Element-and-box listings
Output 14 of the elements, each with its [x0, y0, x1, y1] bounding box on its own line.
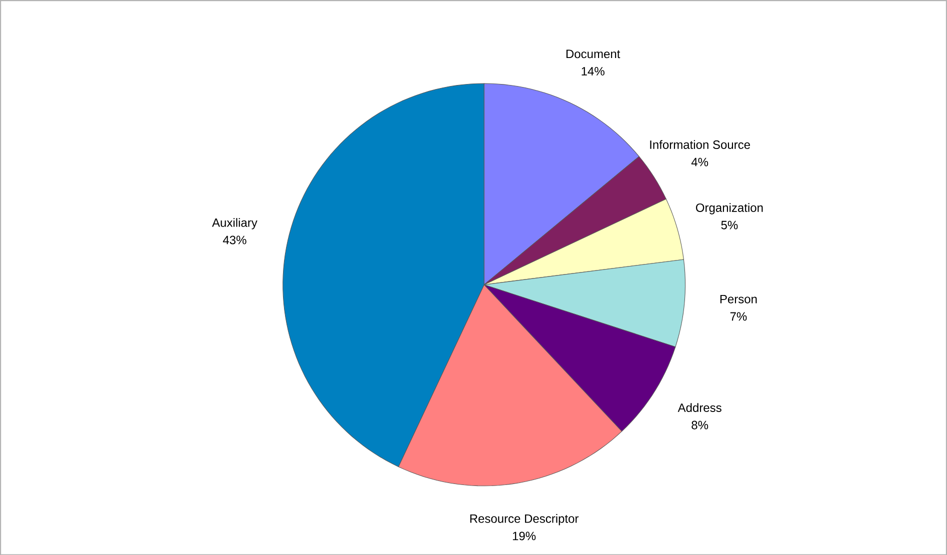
data-label: 4%: [691, 158, 708, 166]
slice-label: Address: [678, 402, 722, 412]
data-label: 8%: [692, 420, 708, 430]
slice-label: Auxiliary: [212, 218, 258, 230]
data-label: 19%: [512, 532, 536, 540]
slice-label: Information Source: [650, 140, 750, 149]
data-label: 14%: [582, 66, 604, 76]
data-label: 43%: [222, 236, 246, 244]
slice-label: Document: [566, 50, 620, 58]
slice-label: Person: [720, 294, 757, 304]
data-label: 7%: [730, 312, 747, 320]
slice-label: Resource Descriptor: [470, 514, 579, 526]
slice-label: Organization: [696, 202, 763, 214]
data-label: 5%: [721, 220, 738, 230]
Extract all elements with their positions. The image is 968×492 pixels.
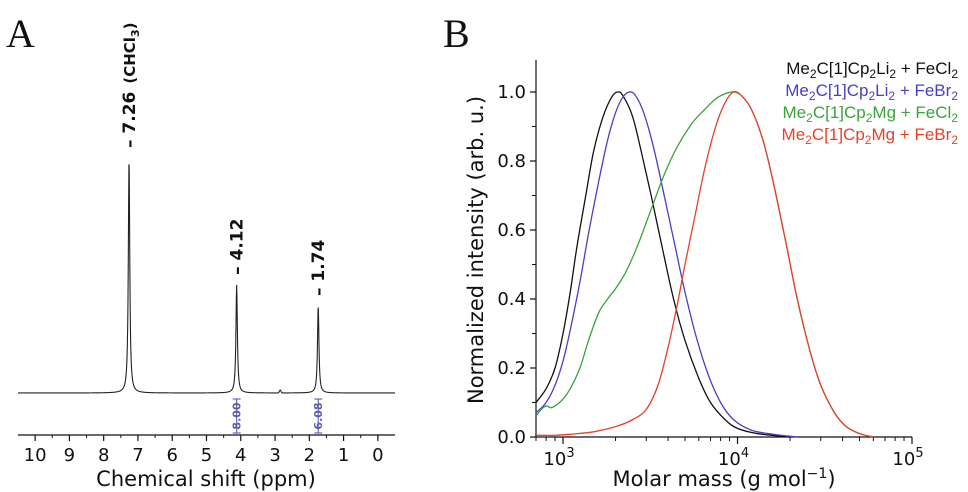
panel-b-x-title-end: ) — [827, 467, 835, 491]
panel-a-x-tick-label: 0 — [372, 445, 383, 466]
legend-entry: Me2C[1]Cp2Mg + FeBr2 — [782, 125, 959, 147]
legend-entry-part: 2 — [805, 133, 812, 147]
legend-entry-part: 2 — [809, 89, 816, 103]
panel-b-y-tick-label: 0.2 — [497, 358, 526, 379]
series-line — [535, 91, 798, 438]
panel-a-x-tick-label: 6 — [167, 445, 178, 466]
legend-entry-part: 2 — [869, 67, 876, 81]
panel-a-x-tick-label: 5 — [201, 445, 212, 466]
series-line — [535, 91, 791, 438]
panel-b-x-tick-exp: 4 — [741, 446, 749, 461]
panel-b-x-tick-base: 10 — [718, 449, 741, 470]
panel-a-x-tick-label: 1 — [338, 445, 349, 466]
legend-entry-part: C[1]Cp — [817, 59, 870, 78]
legend-entry-part: Li — [876, 59, 889, 78]
legend-entry-part: 2 — [951, 133, 958, 147]
integral-value: 6.08 — [312, 402, 325, 429]
legend-entry-part: 2 — [866, 111, 873, 125]
panel-b-x-title-main: Molar mass (g mol — [612, 467, 806, 491]
peak-label-value: – 1.74 — [309, 240, 329, 297]
panel-a-x-tick-label: 3 — [269, 445, 280, 466]
panel-b-y-title: Normalized intensity (arb. u.) — [464, 96, 488, 404]
panel-b-y-ticks: 0.0 0.2 0.4 0.6 0.8 1.0 — [497, 82, 536, 448]
panel-b: B 0.00.20.40.60.81.0 103 104 105 Me2C[1]Cp… — [443, 11, 958, 491]
legend-entry-part: 2 — [868, 89, 875, 103]
panel-b-letter: B — [443, 11, 470, 56]
peak-label-annotation: (CHCl — [121, 37, 139, 84]
panel-b-y-tick-label: 0.4 — [497, 289, 526, 310]
peak-label: – 7.26 (CHCl3) — [120, 23, 142, 148]
legend-entry-part: + FeBr — [895, 81, 952, 100]
legend-entry: Me2C[1]Cp2Mg + FeCl2 — [783, 103, 959, 125]
panel-a-peak-labels: – 7.26 (CHCl3) – 4.12 – 1.74 — [120, 23, 329, 297]
panel-a-x-tick-label: 8 — [98, 445, 109, 466]
panel-b-x-title-sup: −1 — [807, 466, 828, 482]
panel-b-x-tick-label: 103 — [543, 446, 574, 470]
panel-b-x-tick-label: 105 — [892, 446, 923, 470]
peak-label: – 1.74 — [309, 240, 329, 297]
legend-entry-part: C[1]Cp — [813, 103, 866, 122]
panel-b-x-tick-base: 10 — [892, 449, 915, 470]
panel-b-y-tick-label: 0.0 — [497, 427, 526, 448]
legend-entry-part: Mg + FeCl — [872, 103, 951, 122]
panel-b-y-tick-label: 0.8 — [497, 151, 526, 172]
panel-a-x-tick-label: 7 — [132, 445, 143, 466]
legend-entry-part: C[1]Cp — [812, 125, 865, 144]
panel-a-x-title: Chemical shift (ppm) — [96, 467, 316, 491]
legend-entry-part: 2 — [889, 67, 896, 81]
nmr-spectrum-line — [18, 164, 395, 394]
panel-b-x-title: Molar mass (g mol−1) — [612, 466, 835, 491]
panel-a-x-tick-label: 9 — [64, 445, 75, 466]
panel-b-x-tick-exp: 5 — [915, 446, 923, 461]
panel-b-series — [535, 90, 874, 438]
legend-entry-part: C[1]Cp — [816, 81, 869, 100]
legend-entry-part: Li — [875, 81, 888, 100]
integral-value: 8.00 — [231, 402, 244, 429]
panel-a-x-tick-label: 4 — [235, 445, 246, 466]
panel-a-integrals: 8.00 6.08 — [231, 398, 325, 434]
legend-entry-part: Me — [785, 81, 809, 100]
panel-b-x-ticks: 103 104 105 — [535, 437, 924, 470]
panel-b-x-tick-label: 104 — [718, 446, 749, 470]
peak-label-value: – 4.12 — [228, 219, 248, 275]
panel-b-x-tick-base: 10 — [543, 449, 566, 470]
legend-entry-part: Mg + FeBr — [871, 125, 951, 144]
legend-entry-part: 2 — [806, 111, 813, 125]
legend-entry: Me2C[1]Cp2Li2 + FeCl2 — [786, 59, 958, 81]
peak-label-annotation-sub: 3 — [129, 29, 142, 37]
panel-a-x-tick-label: 2 — [304, 445, 315, 466]
legend-entry-part: 2 — [951, 67, 958, 81]
peak-label-value: – 7.26 — [120, 92, 140, 148]
peak-label: – 4.12 — [228, 219, 248, 275]
series-line — [535, 90, 874, 438]
legend-entry-part: Me — [786, 59, 810, 78]
peak-label-annotation-end: ) — [121, 23, 139, 30]
legend-entry-part: 2 — [888, 89, 895, 103]
legend-entry-part: Me — [783, 103, 807, 122]
panel-b-x-tick-exp: 3 — [566, 446, 574, 461]
legend-entry-part: 2 — [951, 111, 958, 125]
legend-entry-part: 2 — [865, 133, 872, 147]
legend-entry-part: 2 — [810, 67, 817, 81]
legend-entry: Me2C[1]Cp2Li2 + FeBr2 — [785, 81, 958, 103]
panel-b-y-tick-label: 0.6 — [497, 220, 526, 241]
panel-a-x-tick-label: 10 — [24, 445, 47, 466]
panel-b-y-tick-label: 1.0 — [497, 82, 526, 103]
legend-entry-part: + FeCl — [896, 59, 951, 78]
panel-a-letter: A — [6, 11, 35, 56]
legend-entry-part: 2 — [951, 89, 958, 103]
panel-a: A 10 9 8 7 6 5 4 3 2 1 0 – 7.26(CHCl3)– 4.12– 1.74… — [6, 11, 395, 491]
panel-a-x-ticks: 10 9 8 7 6 5 4 3 2 1 0 — [24, 435, 384, 466]
legend-entry-part: Me — [782, 125, 806, 144]
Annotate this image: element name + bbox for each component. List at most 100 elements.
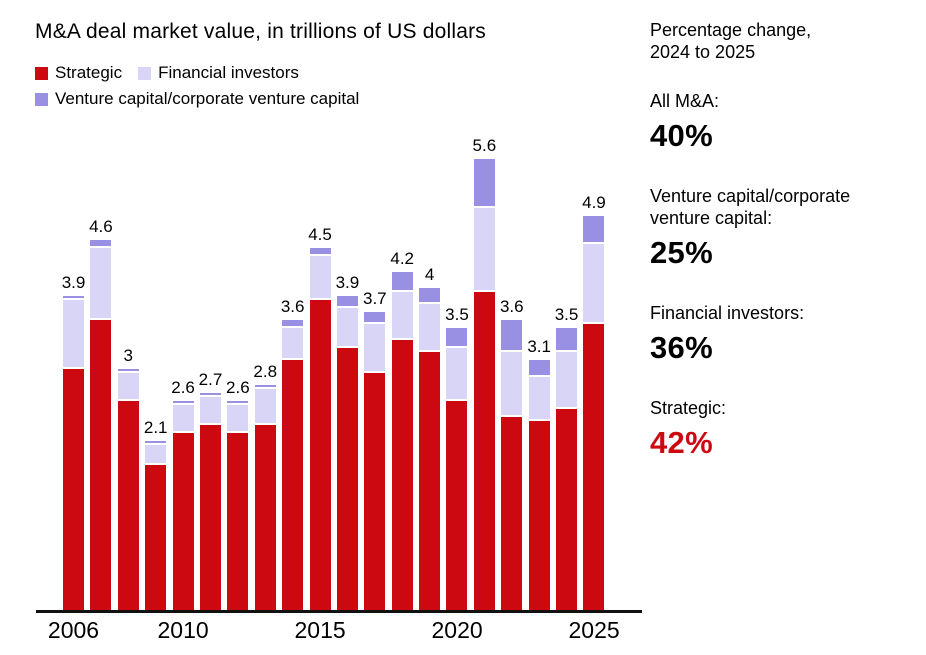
bar-segment-vc-2008 [117, 368, 139, 373]
bar-segment-strategic-2025 [583, 324, 605, 610]
bar-stack-2007 [90, 239, 112, 610]
bar-stack-2019 [419, 288, 441, 610]
bar-segment-strategic-2010 [172, 432, 194, 610]
x-tick-2006: 2006 [47, 617, 100, 643]
x-tick-2020: 2020 [431, 617, 483, 643]
bar-segment-strategic-2024 [556, 408, 578, 610]
panel-item-value-3: 42% [650, 424, 713, 460]
bar-2024: 3.5 [554, 305, 579, 610]
bar-stack-2021 [473, 159, 495, 610]
bar-stack-2011 [199, 392, 221, 610]
bar-2010: 2.6 [171, 378, 195, 610]
bar-segment-financial-2012 [227, 404, 249, 433]
bar-segment-financial-2018 [391, 292, 413, 341]
x-tick-2015: 2015 [294, 617, 346, 643]
bar-segment-strategic-2008 [117, 400, 139, 610]
bar-stack-2006 [63, 296, 84, 610]
bar-total-label-2012: 2.6 [226, 377, 250, 397]
bar-segment-strategic-2016 [336, 348, 358, 610]
bar-2016: 3.9 [335, 273, 360, 610]
bar-segment-strategic-2018 [391, 340, 413, 610]
bar-segment-vc-2012 [227, 400, 249, 405]
bar-total-label-2019: 4 [424, 265, 435, 285]
panel-heading-line2: 2024 to 2025 [650, 41, 756, 62]
panel-item-value-1: 25% [650, 235, 713, 271]
bar-segment-financial-2006 [63, 300, 84, 369]
panel-item-label-1: Venture capital/corporate venture capita… [650, 186, 851, 229]
bar-segment-financial-2014 [282, 328, 304, 361]
bar-segment-vc-2025 [583, 215, 605, 244]
bar-segment-strategic-2017 [364, 372, 386, 610]
bar-total-label-2024: 3.5 [554, 305, 579, 325]
bar-stack-2025 [583, 215, 605, 610]
bar-total-label-2023: 3.1 [527, 337, 551, 357]
bar-segment-financial-2021 [473, 207, 495, 293]
venture-capital-swatch-icon [35, 92, 48, 106]
bar-stack-2024 [556, 328, 578, 610]
panel-items: All M&A: 40% Venture capital/corporate ven… [650, 91, 914, 461]
bar-stack-2013 [254, 384, 276, 610]
bar-segment-strategic-2013 [254, 424, 276, 610]
bar-stack-2009 [145, 440, 167, 610]
bar-2025: 4.9 [582, 193, 606, 610]
bar-2006: 3.9 [62, 273, 85, 610]
bar-segment-financial-2010 [172, 404, 194, 433]
x-tick-2010: 2010 [157, 617, 209, 643]
bar-total-label-2011: 2.7 [198, 369, 223, 389]
bar-stack-2015 [309, 247, 331, 610]
bar-segment-vc-2024 [556, 328, 578, 353]
legend-item-financial-investors: Financial investors [138, 63, 299, 83]
legend-item-strategic: Strategic [35, 63, 122, 83]
bar-segment-financial-2013 [254, 388, 276, 425]
bar-total-label-2018: 4.2 [390, 248, 415, 268]
bar-stack-2020 [446, 328, 468, 610]
strategic-swatch-icon [35, 66, 48, 80]
bar-segment-financial-2022 [501, 352, 523, 417]
bar-segment-vc-2010 [172, 400, 194, 405]
bar-segment-vc-2018 [391, 271, 413, 293]
bar-segment-financial-2015 [309, 255, 331, 301]
stacked-bar-chart: 3.9 4.6 3 2.1 2.6 2.7 2.6 2.8 3.6 4.5 3.9 3.7 4.2 4 3.… [36, 130, 642, 643]
bar-stack-2012 [227, 400, 249, 610]
bar-2017: 3.7 [363, 289, 387, 610]
bar-segment-vc-2019 [419, 288, 441, 305]
bar-stack-2018 [391, 271, 413, 610]
bar-total-label-2016: 3.9 [335, 273, 360, 293]
bar-2019: 4 [419, 265, 441, 610]
bar-segment-financial-2011 [199, 396, 221, 425]
chart-title: M&A deal market value, in trillions of U… [35, 20, 486, 43]
bar-segment-vc-2016 [336, 296, 358, 309]
bar-2015: 4.5 [308, 225, 332, 610]
panel-item-label-3: Strategic: [650, 398, 727, 418]
bar-total-label-2020: 3.5 [445, 305, 469, 325]
bar-total-label-2021: 5.6 [472, 136, 497, 156]
bar-2020: 3.5 [445, 305, 469, 610]
bar-segment-financial-2020 [446, 348, 468, 401]
bar-segment-strategic-2011 [199, 424, 221, 610]
bar-segment-financial-2024 [556, 352, 578, 409]
bar-segment-strategic-2022 [501, 416, 523, 610]
panel-item-label-2: Financial investors: [650, 303, 805, 324]
panel-item-2: Financial investors: 36% [650, 303, 914, 366]
bar-segment-financial-2016 [336, 308, 358, 349]
bar-2009: 2.1 [144, 418, 168, 610]
bar-segment-strategic-2014 [282, 360, 304, 610]
bar-segment-vc-2021 [473, 159, 495, 208]
bar-segment-vc-2013 [254, 384, 276, 389]
bar-segment-strategic-2023 [528, 420, 550, 610]
bar-segment-strategic-2007 [90, 320, 112, 610]
panel-heading: Percentage change, 2024 to 2025 [650, 20, 914, 63]
bar-stack-2014 [282, 320, 304, 610]
bar-2018: 4.2 [390, 248, 415, 610]
bar-segment-strategic-2009 [145, 465, 167, 610]
bar-segment-strategic-2006 [63, 368, 84, 610]
bar-segment-vc-2014 [282, 320, 304, 329]
panel-item-1: Venture capital/corporate venture capita… [650, 186, 914, 271]
panel-heading-line1: Percentage change, [650, 20, 812, 40]
legend-row-1: Strategic Financial investors [35, 63, 359, 83]
legend-label-strategic: Strategic [55, 63, 123, 82]
bar-total-label-2007: 4.6 [89, 216, 113, 236]
bar-segment-financial-2017 [364, 324, 386, 373]
bar-stack-2010 [172, 400, 194, 610]
bar-segment-strategic-2020 [446, 400, 468, 610]
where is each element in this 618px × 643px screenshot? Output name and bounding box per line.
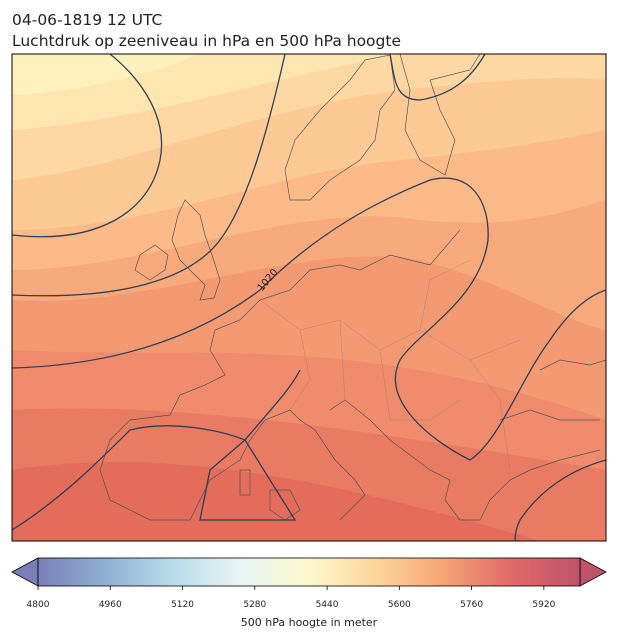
date: 04-06-1819 12 UTC (12, 11, 162, 29)
colorbar-tick-label: 5600 (388, 600, 411, 610)
coastline (284, 54, 396, 201)
coastline (99, 329, 366, 521)
colorbar-tick-label: 5280 (243, 600, 266, 610)
isobar (12, 54, 286, 297)
band (12, 54, 200, 95)
colorbar-body (37, 557, 581, 587)
coastline (499, 359, 606, 421)
colorbar: 4800 4960 5120 5280 5440 5600 5760 5920 (11, 557, 607, 610)
isobar (12, 177, 606, 461)
coastline (214, 229, 461, 331)
colorbar-extend-low (11, 557, 39, 587)
isobar (12, 54, 163, 238)
coastline (399, 54, 481, 176)
colorbar-tick-label: 5760 (460, 600, 483, 610)
colorbar-extend-high (579, 557, 607, 587)
map: 1020 (12, 54, 606, 541)
colorbar-tick-label: 5920 (532, 600, 555, 610)
title: Luchtdruk op zeeniveau in hPa en 500 hPa… (12, 32, 401, 50)
colorbar-tick-label: 5120 (171, 600, 194, 610)
isobar (12, 369, 301, 531)
colorbar-tick-label: 4800 (27, 600, 50, 610)
colorbar-tick-label: 4960 (99, 600, 122, 610)
coastline (171, 199, 221, 301)
isobar (199, 439, 297, 521)
colorbar-tick-label: 5440 (316, 600, 339, 610)
border (259, 259, 521, 471)
coastline (329, 399, 601, 521)
isobar (389, 54, 486, 101)
coastline (134, 244, 169, 281)
map-frame (11, 53, 607, 542)
isobar (514, 459, 606, 541)
colorbar-label: 500 hPa hoogte in meter (241, 616, 378, 629)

(What the exercise asks) Please recast the data lines above, starting at the line that contains "data-label: 4%: [691, 158, 708, 166]" and ending at the line that contains "Extract all elements", as a JSON list of strings with one string per line and any blank lines left out.

(Task result)
[
  "data-label: 4%: [691, 158, 708, 166]",
  "slice-label: Address: [678, 402, 722, 412]",
  "data-label: 8%: [692, 420, 708, 430]",
  "slice-label: Auxiliary: [212, 218, 258, 230]",
  "data-label: 19%: [512, 532, 536, 540]",
  "slice-label: Information Source: [650, 140, 750, 149]",
  "data-label: 14%: [582, 66, 604, 76]",
  "data-label: 43%: [222, 236, 246, 244]",
  "slice-label: Document: [566, 50, 620, 58]",
  "slice-label: Person: [720, 294, 757, 304]",
  "data-label: 7%: [730, 312, 747, 320]",
  "slice-label: Resource Descriptor: [470, 514, 579, 526]",
  "slice-label: Organization: [696, 202, 763, 214]",
  "data-label: 5%: [721, 220, 738, 230]",
  "Extract all elements with their positions. The image is 968×492 pixels."
]